**EXERCISE BRIEF:**
Can you restate the records below word for word?

**ITEMS:**
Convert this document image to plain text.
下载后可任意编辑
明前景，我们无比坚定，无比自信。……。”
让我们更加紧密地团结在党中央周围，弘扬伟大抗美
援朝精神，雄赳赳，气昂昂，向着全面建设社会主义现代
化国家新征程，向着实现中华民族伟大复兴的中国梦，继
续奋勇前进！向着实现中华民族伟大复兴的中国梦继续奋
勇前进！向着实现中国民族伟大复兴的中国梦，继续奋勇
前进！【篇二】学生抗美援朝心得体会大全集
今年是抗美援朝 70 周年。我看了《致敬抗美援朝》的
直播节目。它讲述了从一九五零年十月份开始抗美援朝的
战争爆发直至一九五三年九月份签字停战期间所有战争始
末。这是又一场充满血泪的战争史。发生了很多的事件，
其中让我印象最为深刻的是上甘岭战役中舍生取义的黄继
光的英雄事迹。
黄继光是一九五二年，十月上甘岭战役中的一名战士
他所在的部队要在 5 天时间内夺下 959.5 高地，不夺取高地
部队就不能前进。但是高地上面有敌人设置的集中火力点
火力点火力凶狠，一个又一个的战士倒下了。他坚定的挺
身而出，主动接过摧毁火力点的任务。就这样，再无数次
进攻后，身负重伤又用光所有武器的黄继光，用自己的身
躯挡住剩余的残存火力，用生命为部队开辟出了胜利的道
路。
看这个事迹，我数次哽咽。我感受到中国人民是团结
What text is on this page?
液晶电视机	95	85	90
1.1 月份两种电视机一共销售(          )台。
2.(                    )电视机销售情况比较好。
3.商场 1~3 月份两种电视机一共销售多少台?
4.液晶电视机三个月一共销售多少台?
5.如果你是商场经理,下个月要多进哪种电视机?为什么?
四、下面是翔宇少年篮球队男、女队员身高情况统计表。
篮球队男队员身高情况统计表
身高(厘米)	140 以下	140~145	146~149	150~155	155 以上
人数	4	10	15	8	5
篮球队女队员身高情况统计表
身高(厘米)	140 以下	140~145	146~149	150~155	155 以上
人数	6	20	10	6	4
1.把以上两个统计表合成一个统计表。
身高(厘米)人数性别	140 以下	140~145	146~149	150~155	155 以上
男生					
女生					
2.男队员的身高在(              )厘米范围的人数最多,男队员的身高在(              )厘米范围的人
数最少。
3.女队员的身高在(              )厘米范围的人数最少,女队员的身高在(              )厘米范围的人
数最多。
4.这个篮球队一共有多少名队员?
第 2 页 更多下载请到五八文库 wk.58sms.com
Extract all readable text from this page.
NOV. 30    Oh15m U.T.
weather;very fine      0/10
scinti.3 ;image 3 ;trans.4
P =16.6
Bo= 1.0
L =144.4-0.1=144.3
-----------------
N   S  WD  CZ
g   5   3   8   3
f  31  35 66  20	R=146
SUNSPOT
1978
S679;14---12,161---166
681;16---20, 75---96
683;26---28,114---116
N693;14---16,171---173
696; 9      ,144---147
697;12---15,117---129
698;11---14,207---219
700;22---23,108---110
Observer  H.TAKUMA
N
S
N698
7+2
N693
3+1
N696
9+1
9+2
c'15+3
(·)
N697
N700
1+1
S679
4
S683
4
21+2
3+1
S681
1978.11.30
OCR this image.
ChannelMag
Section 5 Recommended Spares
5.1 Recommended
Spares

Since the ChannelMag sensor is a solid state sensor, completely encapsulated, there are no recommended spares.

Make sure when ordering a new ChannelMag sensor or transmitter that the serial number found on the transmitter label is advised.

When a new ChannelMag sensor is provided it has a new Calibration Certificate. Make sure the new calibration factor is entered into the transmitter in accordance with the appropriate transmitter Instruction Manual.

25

**COMPLETED EXERCISE:**
Convert this document image to plain text.
下载后可任意编辑
明前景，我们无比坚定，无比自信。……。”
让我们更加紧密地团结在党中央周围，弘扬伟大抗美
援朝精神，雄赳赳，气昂昂，向着全面建设社会主义现代
化国家新征程，向着实现中华民族伟大复兴的中国梦，继
续奋勇前进！向着实现中华民族伟大复兴的中国梦继续奋
勇前进！向着实现中国民族伟大复兴的中国梦，继续奋勇
前进！【篇二】学生抗美援朝心得体会大全集
今年是抗美援朝 70 周年。我看了《致敬抗美援朝》的
直播节目。它讲述了从一九五零年十月份开始抗美援朝的
战争爆发直至一九五三年九月份签字停战期间所有战争始
末。这是又一场充满血泪的战争史。发生了很多的事件，
其中让我印象最为深刻的是上甘岭战役中舍生取义的黄继
光的英雄事迹。
黄继光是一九五二年，十月上甘岭战役中的一名战士
他所在的部队要在 5 天时间内夺下 959.5 高地，不夺取高地
部队就不能前进。但是高地上面有敌人设置的集中火力点
火力点火力凶狠，一个又一个的战士倒下了。他坚定的挺
身而出，主动接过摧毁火力点的任务。就这样，再无数次
进攻后，身负重伤又用光所有武器的黄继光，用自己的身
躯挡住剩余的残存火力，用生命为部队开辟出了胜利的道
路。
看这个事迹，我数次哽咽。我感受到中国人民是团结
What text is on this page?
液晶电视机	95	85	90
1.1 月份两种电视机一共销售(          )台。
2.(                    )电视机销售情况比较好。
3.商场 1~3 月份两种电视机一共销售多少台?
4.液晶电视机三个月一共销售多少台?
5.如果你是商场经理,下个月要多进哪种电视机?为什么?
四、下面是翔宇少年篮球队男、女队员身高情况统计表。
篮球队男队员身高情况统计表
身高(厘米)	140 以下	140~145	146~149	150~155	155 以上
人数	4	10	15	8	5
篮球队女队员身高情况统计表
身高(厘米)	140 以下	140~145	146~149	150~155	155 以上
人数	6	20	10	6	4
1.把以上两个统计表合成一个统计表。
身高(厘米)人数性别	140 以下	140~145	146~149	150~155	155 以上
男生					
女生					
2.男队员的身高在(              )厘米范围的人数最多,男队员的身高在(              )厘米范围的人
数最少。
3.女队员的身高在(              )厘米范围的人数最少,女队员的身高在(              )厘米范围的人
数最多。
4.这个篮球队一共有多少名队员?
第 2 页 更多下载请到五八文库 wk.58sms.com
Extract all readable text from this page.
NOV. 30    Oh15m U.T.
weather;very fine      0/10
scinti.3 ;image 3 ;trans.4
P =16.6
Bo= 1.0
L =144.4-0.1=144.3
-----------------
N   S  WD  CZ
g   5   3   8   3
f  31  35 66  20	R=146
SUNSPOT
1978
S679;14---12,161---166
681;16---20, 75---96
683;26---28,114---116
N693;14---16,171---173
696; 9      ,144---147
697;12---15,117---129
698;11---14,207---219
700;22---23,108---110
Observer  H.TAKUMA
N
S
N698
7+2
N693
3+1
N696
9+1
9+2
c'15+3
(·)
N697
N700
1+1
S679
4
S683
4
21+2
3+1
S681
1978.11.30
OCR this image.
ChannelMag
Section 5 Recommended Spares
5.1 Recommended
Spares

Since the ChannelMag sensor is a solid state sensor, completely encapsulated, there are no recommended spares.

Make sure when ordering a new ChannelMag sensor or transmitter that the serial number found on the transmitter label is advised.

When a new ChannelMag sensor is provided it has a new Calibration Certificate. Make sure the new calibration factor is entered into the transmitter in accordance with the appropriate transmitter Instruction Manual.

25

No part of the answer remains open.